### [Exercise description]
Write out the data from its first line up to and including the line that contains "ofdm-band-label: OFDM band", with every line reproduced unchanged.

### [Raw records]
......
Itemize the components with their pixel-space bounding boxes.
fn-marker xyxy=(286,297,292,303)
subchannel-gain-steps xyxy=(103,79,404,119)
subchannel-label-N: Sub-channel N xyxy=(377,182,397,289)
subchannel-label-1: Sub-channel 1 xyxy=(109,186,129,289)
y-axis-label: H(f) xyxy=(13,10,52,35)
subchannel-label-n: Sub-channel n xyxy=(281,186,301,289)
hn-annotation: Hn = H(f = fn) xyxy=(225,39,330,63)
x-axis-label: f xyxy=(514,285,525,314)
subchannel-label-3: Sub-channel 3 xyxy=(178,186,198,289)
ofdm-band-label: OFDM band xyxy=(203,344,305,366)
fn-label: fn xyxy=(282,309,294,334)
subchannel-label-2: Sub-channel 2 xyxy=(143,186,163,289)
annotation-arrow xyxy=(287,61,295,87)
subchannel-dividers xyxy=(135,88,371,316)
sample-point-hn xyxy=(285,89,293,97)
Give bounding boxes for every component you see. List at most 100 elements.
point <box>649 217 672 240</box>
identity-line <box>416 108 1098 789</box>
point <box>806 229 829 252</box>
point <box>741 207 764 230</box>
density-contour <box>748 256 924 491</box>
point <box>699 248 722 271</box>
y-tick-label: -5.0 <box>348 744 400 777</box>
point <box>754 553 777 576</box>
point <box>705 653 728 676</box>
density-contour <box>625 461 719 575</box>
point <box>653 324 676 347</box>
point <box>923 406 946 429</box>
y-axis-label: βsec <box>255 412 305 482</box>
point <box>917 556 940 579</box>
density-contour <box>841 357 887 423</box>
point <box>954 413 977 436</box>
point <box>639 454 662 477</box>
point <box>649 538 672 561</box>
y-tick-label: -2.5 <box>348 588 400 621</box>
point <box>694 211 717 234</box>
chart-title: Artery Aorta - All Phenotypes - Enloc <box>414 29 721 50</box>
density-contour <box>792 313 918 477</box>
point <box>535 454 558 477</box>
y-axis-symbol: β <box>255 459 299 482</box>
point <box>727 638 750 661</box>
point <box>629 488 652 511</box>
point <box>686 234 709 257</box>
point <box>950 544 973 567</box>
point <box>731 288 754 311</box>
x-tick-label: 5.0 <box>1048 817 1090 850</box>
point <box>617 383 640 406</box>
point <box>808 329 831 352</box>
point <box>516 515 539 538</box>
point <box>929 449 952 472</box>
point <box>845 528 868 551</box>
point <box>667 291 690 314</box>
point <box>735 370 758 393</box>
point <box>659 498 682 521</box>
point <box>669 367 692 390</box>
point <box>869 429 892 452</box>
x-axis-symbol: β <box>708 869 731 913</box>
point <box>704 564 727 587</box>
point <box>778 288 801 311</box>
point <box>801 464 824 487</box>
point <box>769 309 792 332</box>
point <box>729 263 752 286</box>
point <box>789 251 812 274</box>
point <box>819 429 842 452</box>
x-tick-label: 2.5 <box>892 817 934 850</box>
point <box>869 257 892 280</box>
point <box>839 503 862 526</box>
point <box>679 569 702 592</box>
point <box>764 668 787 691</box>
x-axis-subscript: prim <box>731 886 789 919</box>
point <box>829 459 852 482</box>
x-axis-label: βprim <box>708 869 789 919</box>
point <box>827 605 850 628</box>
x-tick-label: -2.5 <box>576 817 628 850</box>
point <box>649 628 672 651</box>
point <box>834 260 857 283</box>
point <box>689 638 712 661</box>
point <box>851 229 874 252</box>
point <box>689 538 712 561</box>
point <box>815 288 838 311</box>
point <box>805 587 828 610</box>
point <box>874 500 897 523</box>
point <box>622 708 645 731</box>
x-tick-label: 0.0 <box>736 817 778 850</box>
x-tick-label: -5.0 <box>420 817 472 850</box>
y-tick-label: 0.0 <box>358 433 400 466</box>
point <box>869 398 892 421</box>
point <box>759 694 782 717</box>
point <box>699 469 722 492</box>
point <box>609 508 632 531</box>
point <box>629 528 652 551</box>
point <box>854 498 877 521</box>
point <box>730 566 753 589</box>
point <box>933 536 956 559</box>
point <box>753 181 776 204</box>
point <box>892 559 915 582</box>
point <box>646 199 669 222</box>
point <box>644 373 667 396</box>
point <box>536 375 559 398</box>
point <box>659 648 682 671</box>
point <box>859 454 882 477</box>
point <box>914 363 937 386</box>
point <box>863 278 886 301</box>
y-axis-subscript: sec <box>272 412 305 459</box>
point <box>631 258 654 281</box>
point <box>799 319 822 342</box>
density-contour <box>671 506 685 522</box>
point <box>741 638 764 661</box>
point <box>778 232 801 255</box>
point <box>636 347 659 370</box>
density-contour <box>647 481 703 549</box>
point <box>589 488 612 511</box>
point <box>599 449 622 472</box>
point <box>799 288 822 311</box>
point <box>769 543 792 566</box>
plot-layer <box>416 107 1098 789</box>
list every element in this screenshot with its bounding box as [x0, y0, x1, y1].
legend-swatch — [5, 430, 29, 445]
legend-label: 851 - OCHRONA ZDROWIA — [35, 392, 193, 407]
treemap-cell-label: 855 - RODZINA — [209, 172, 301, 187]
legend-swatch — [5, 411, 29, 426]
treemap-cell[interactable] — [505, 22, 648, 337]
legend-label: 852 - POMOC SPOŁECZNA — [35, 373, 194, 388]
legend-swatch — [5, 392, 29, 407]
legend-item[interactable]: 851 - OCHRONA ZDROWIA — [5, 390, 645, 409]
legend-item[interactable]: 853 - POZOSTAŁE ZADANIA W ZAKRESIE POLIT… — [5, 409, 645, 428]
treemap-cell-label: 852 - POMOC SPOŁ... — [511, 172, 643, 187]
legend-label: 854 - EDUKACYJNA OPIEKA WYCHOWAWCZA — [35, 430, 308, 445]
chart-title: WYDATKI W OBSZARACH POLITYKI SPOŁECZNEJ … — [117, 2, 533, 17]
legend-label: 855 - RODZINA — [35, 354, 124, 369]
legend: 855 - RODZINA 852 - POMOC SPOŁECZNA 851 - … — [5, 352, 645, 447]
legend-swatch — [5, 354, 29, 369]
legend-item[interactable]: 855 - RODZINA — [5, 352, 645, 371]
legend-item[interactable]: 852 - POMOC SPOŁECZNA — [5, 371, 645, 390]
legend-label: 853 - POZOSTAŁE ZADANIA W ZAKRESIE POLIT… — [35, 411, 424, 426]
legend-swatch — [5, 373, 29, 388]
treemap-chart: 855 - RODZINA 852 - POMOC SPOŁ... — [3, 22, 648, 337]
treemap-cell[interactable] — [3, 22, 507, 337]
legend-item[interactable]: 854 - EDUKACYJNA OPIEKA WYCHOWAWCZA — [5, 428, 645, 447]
......
### [Result of the task]
Itemize the components with their pixel-space bounding boxes.
fn-marker xyxy=(286,297,292,303)
subchannel-gain-steps xyxy=(103,79,404,119)
subchannel-label-N: Sub-channel N xyxy=(377,182,397,289)
subchannel-label-1: Sub-channel 1 xyxy=(109,186,129,289)
y-axis-label: H(f) xyxy=(13,10,52,35)
subchannel-label-n: Sub-channel n xyxy=(281,186,301,289)
hn-annotation: Hn = H(f = fn) xyxy=(225,39,330,63)
x-axis-label: f xyxy=(514,285,525,314)
subchannel-label-3: Sub-channel 3 xyxy=(178,186,198,289)
ofdm-band-label: OFDM band xyxy=(203,344,305,366)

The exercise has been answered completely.